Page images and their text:
++++

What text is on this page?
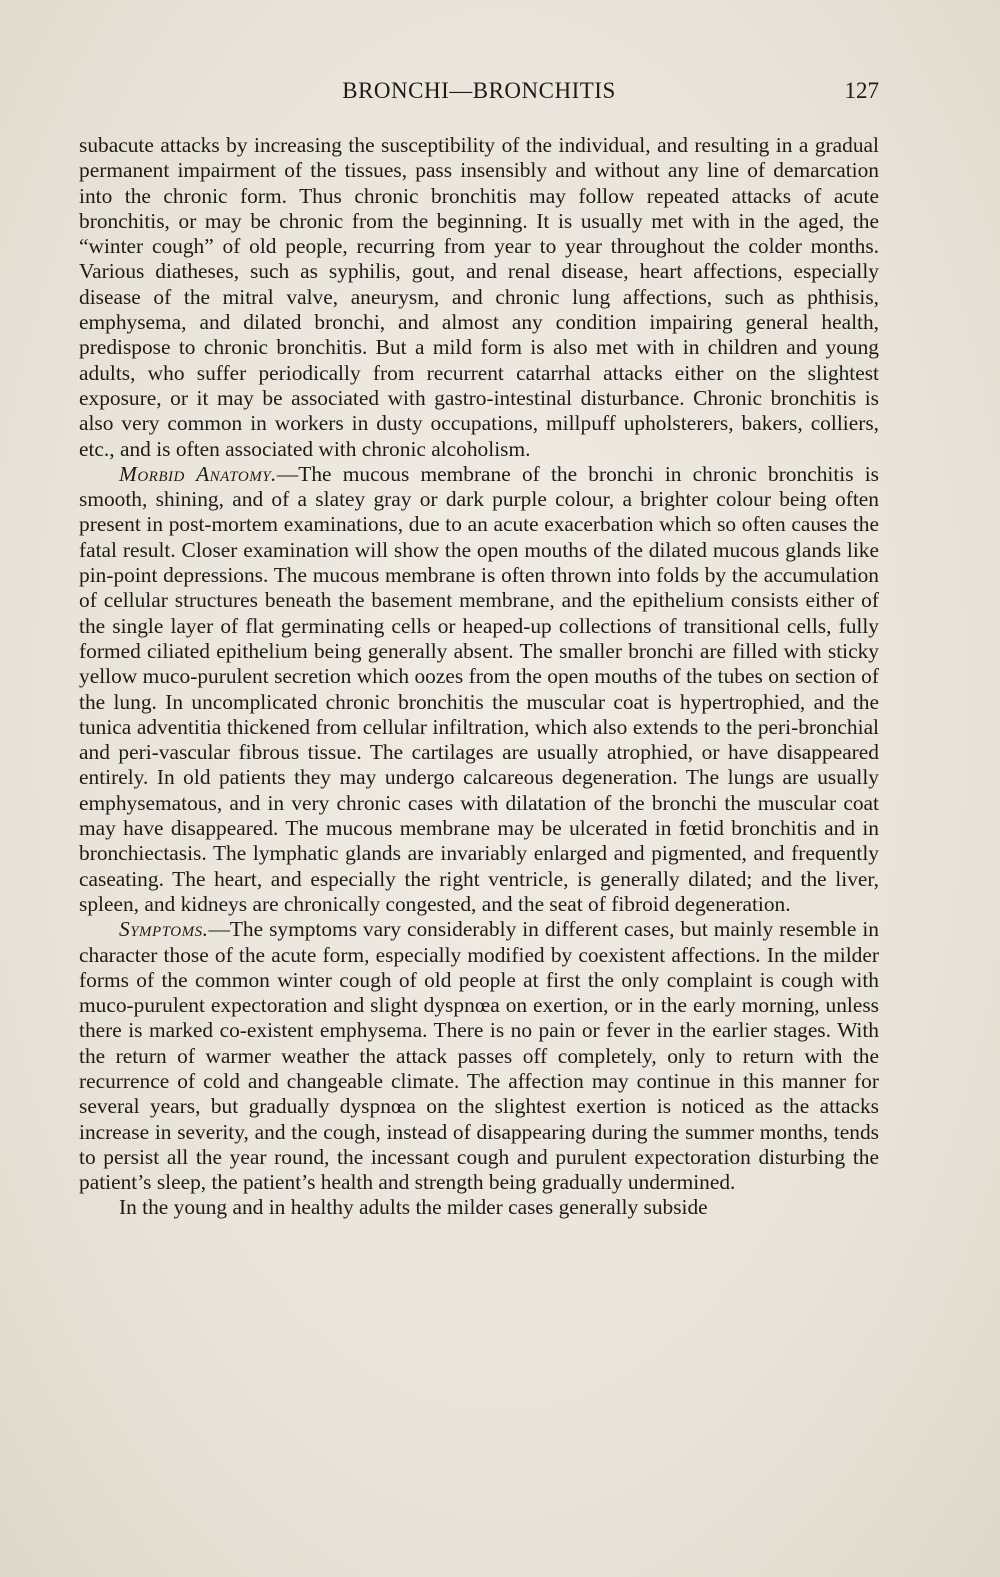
BRONCHI—BRONCHITIS	127

subacute attacks by increasing the susceptibility of the individual, and resulting in a gradual permanent impairment of the tissues, pass insensibly and without any line of demarcation into the chronic form. Thus chronic bronchitis may follow repeated attacks of acute bronchitis, or may be chronic from the beginning. It is usually met with in the aged, the “winter cough” of old people, recurring from year to year throughout the colder months. Various diatheses, such as syphilis, gout, and renal disease, heart affections, especially disease of the mitral valve, aneurysm, and chronic lung affections, such as phthisis, emphysema, and dilated bronchi, and almost any condition impairing general health, predispose to chronic bronchitis. But a mild form is also met with in children and young adults, who suffer periodically from recurrent catarrhal attacks either on the slightest exposure, or it may be associated with gastro-intestinal disturbance. Chronic bronchitis is also very common in workers in dusty occupations, millpuff upholsterers, bakers, colliers, etc., and is often associated with chronic alcoholism.

Morbid Anatomy.—The mucous membrane of the bronchi in chronic bronchitis is smooth, shining, and of a slatey gray or dark purple colour, a brighter colour being often present in post-mortem examinations, due to an acute exacerbation which so often causes the fatal result. Closer examination will show the open mouths of the dilated mucous glands like pin-point depressions. The mucous membrane is often thrown into folds by the accumulation of cellular structures beneath the basement membrane, and the epithelium consists either of the single layer of flat germinating cells or heaped-up collections of transitional cells, fully formed ciliated epithelium being generally absent. The smaller bronchi are filled with sticky yellow muco-purulent secretion which oozes from the open mouths of the tubes on section of the lung. In uncomplicated chronic bronchitis the muscular coat is hypertrophied, and the tunica adventitia thickened from cellular infiltration, which also extends to the peri-bronchial and peri-vascular fibrous tissue. The cartilages are usually atrophied, or have disappeared entirely. In old patients they may undergo calcareous degeneration. The lungs are usually emphysematous, and in very chronic cases with dilatation of the bronchi the muscular coat may have disappeared. The mucous membrane may be ulcerated in fœtid bronchitis and in bronchiectasis. The lymphatic glands are invariably enlarged and pigmented, and frequently caseating. The heart, and especially the right ventricle, is generally dilated; and the liver, spleen, and kidneys are chronically congested, and the seat of fibroid degeneration.

Symptoms.—The symptoms vary considerably in different cases, but mainly resemble in character those of the acute form, especially modified by coexistent affections. In the milder forms of the common winter cough of old people at first the only complaint is cough with muco-purulent expectoration and slight dyspnœa on exertion, or in the early morning, unless there is marked co-existent emphysema. There is no pain or fever in the earlier stages. With the return of warmer weather the attack passes off completely, only to return with the recurrence of cold and changeable climate. The affection may continue in this manner for several years, but gradually dyspnœa on the slightest exertion is noticed as the attacks increase in severity, and the cough, instead of disappearing during the summer months, tends to persist all the year round, the incessant cough and purulent expectoration disturbing the patient’s sleep, the patient’s health and strength being gradually undermined.

In the young and in healthy adults the milder cases generally subside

++++

Required action | Your answer should be an exact copy of the records above, with no pictures in it.

Solution to this task |
What text is on this page?
BRONCHI—BRONCHITIS	127

subacute attacks by increasing the susceptibility of the individual, and resulting in a gradual permanent impairment of the tissues, pass insensibly and without any line of demarcation into the chronic form. Thus chronic bronchitis may follow repeated attacks of acute bronchitis, or may be chronic from the beginning. It is usually met with in the aged, the “winter cough” of old people, recurring from year to year throughout the colder months. Various diatheses, such as syphilis, gout, and renal disease, heart affections, especially disease of the mitral valve, aneurysm, and chronic lung affections, such as phthisis, emphysema, and dilated bronchi, and almost any condition impairing general health, predispose to chronic bronchitis. But a mild form is also met with in children and young adults, who suffer periodically from recurrent catarrhal attacks either on the slightest exposure, or it may be associated with gastro-intestinal disturbance. Chronic bronchitis is also very common in workers in dusty occupations, millpuff upholsterers, bakers, colliers, etc., and is often associated with chronic alcoholism.

Morbid Anatomy.—The mucous membrane of the bronchi in chronic bronchitis is smooth, shining, and of a slatey gray or dark purple colour, a brighter colour being often present in post-mortem examinations, due to an acute exacerbation which so often causes the fatal result. Closer examination will show the open mouths of the dilated mucous glands like pin-point depressions. The mucous membrane is often thrown into folds by the accumulation of cellular structures beneath the basement membrane, and the epithelium consists either of the single layer of flat germinating cells or heaped-up collections of transitional cells, fully formed ciliated epithelium being generally absent. The smaller bronchi are filled with sticky yellow muco-purulent secretion which oozes from the open mouths of the tubes on section of the lung. In uncomplicated chronic bronchitis the muscular coat is hypertrophied, and the tunica adventitia thickened from cellular infiltration, which also extends to the peri-bronchial and peri-vascular fibrous tissue. The cartilages are usually atrophied, or have disappeared entirely. In old patients they may undergo calcareous degeneration. The lungs are usually emphysematous, and in very chronic cases with dilatation of the bronchi the muscular coat may have disappeared. The mucous membrane may be ulcerated in fœtid bronchitis and in bronchiectasis. The lymphatic glands are invariably enlarged and pigmented, and frequently caseating. The heart, and especially the right ventricle, is generally dilated; and the liver, spleen, and kidneys are chronically congested, and the seat of fibroid degeneration.

Symptoms.—The symptoms vary considerably in different cases, but mainly resemble in character those of the acute form, especially modified by coexistent affections. In the milder forms of the common winter cough of old people at first the only complaint is cough with muco-purulent expectoration and slight dyspnœa on exertion, or in the early morning, unless there is marked co-existent emphysema. There is no pain or fever in the earlier stages. With the return of warmer weather the attack passes off completely, only to return with the recurrence of cold and changeable climate. The affection may continue in this manner for several years, but gradually dyspnœa on the slightest exertion is noticed as the attacks increase in severity, and the cough, instead of disappearing during the summer months, tends to persist all the year round, the incessant cough and purulent expectoration disturbing the patient’s sleep, the patient’s health and strength being gradually undermined.

In the young and in healthy adults the milder cases generally subside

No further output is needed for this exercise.